— START ROWS —

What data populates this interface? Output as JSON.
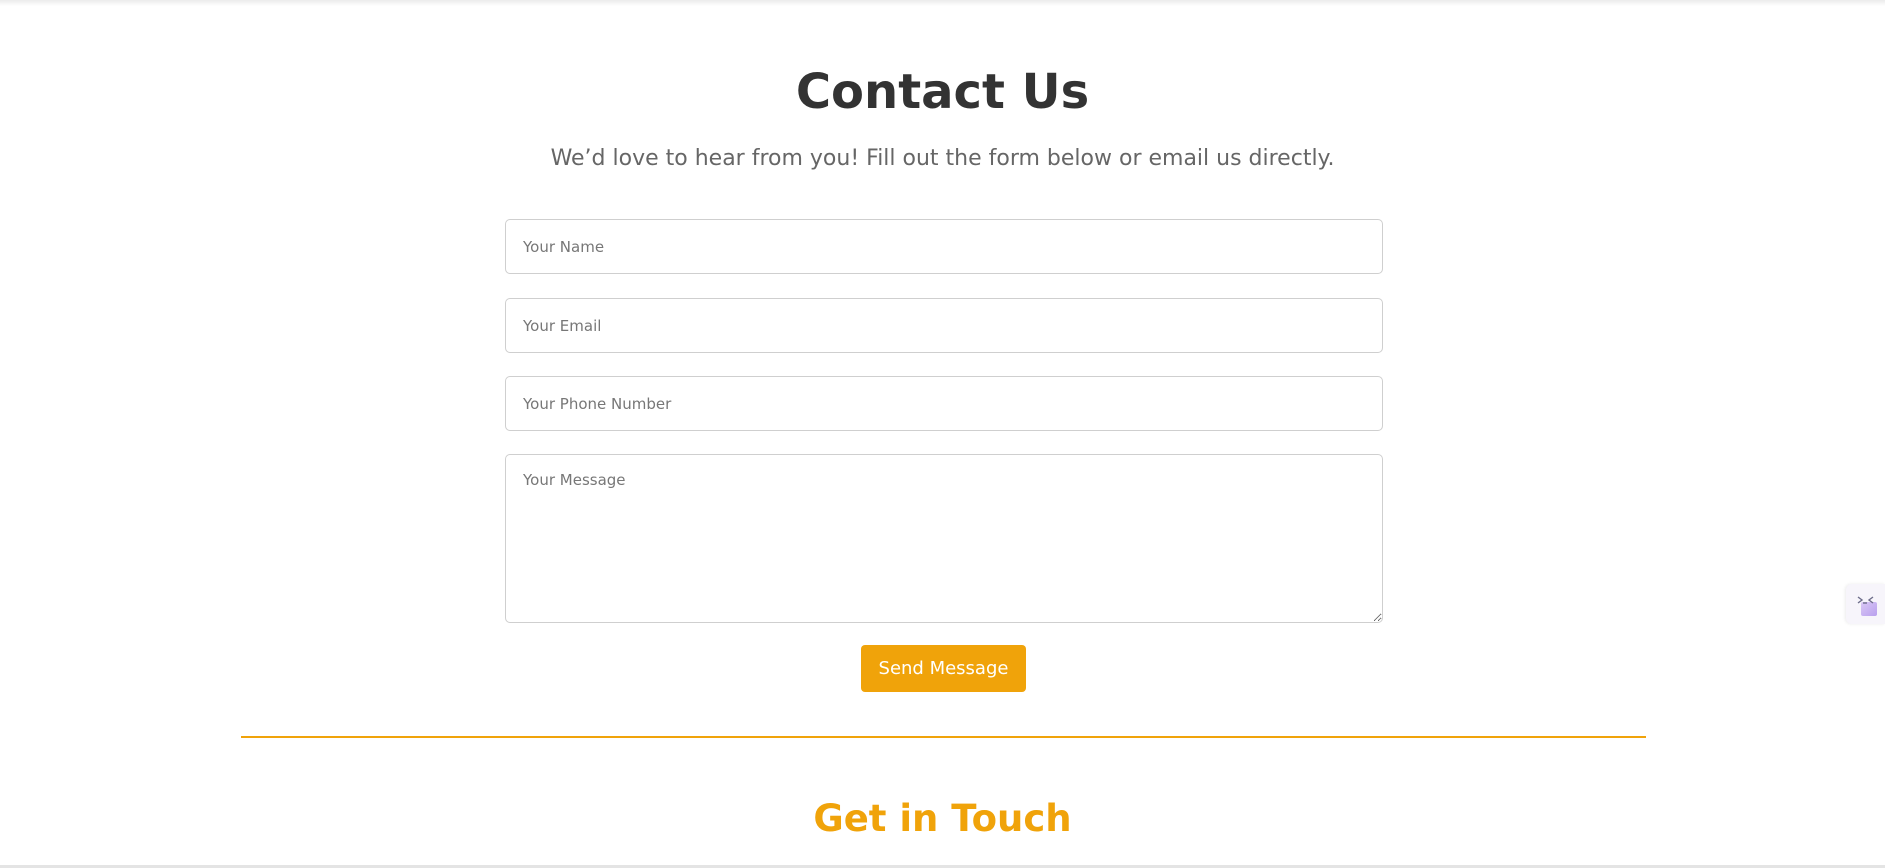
{
  "contact": {
    "title": "Contact Us",
    "subtitle": "We’d love to hear from you! Fill out the form below or email us directly.",
    "form": {
      "name_placeholder": "Your Name",
      "email_placeholder": "Your Email",
      "phone_placeholder": "Your Phone Number",
      "message_placeholder": "Your Message",
      "submit_label": "Send Message"
    }
  },
  "get_in_touch": {
    "heading": "Get in Touch"
  },
  "colors": {
    "accent": "#f0a30a",
    "heading_text": "#333333",
    "subtitle_text": "#666666",
    "field_border": "#cfcfcf"
  },
  "icons": {
    "side_widget": "extension-widget-icon"
  }
}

— END ROWS —

**REQUEST**
Repeat each line of the records above exactly, but do not copy the pictures.

**TASK OUTPUT**
What data populates this interface? Output as JSON.
{
  "contact": {
    "title": "Contact Us",
    "subtitle": "We’d love to hear from you! Fill out the form below or email us directly.",
    "form": {
      "name_placeholder": "Your Name",
      "email_placeholder": "Your Email",
      "phone_placeholder": "Your Phone Number",
      "message_placeholder": "Your Message",
      "submit_label": "Send Message"
    }
  },
  "get_in_touch": {
    "heading": "Get in Touch"
  },
  "colors": {
    "accent": "#f0a30a",
    "heading_text": "#333333",
    "subtitle_text": "#666666",
    "field_border": "#cfcfcf"
  },
  "icons": {
    "side_widget": "extension-widget-icon"
  }
}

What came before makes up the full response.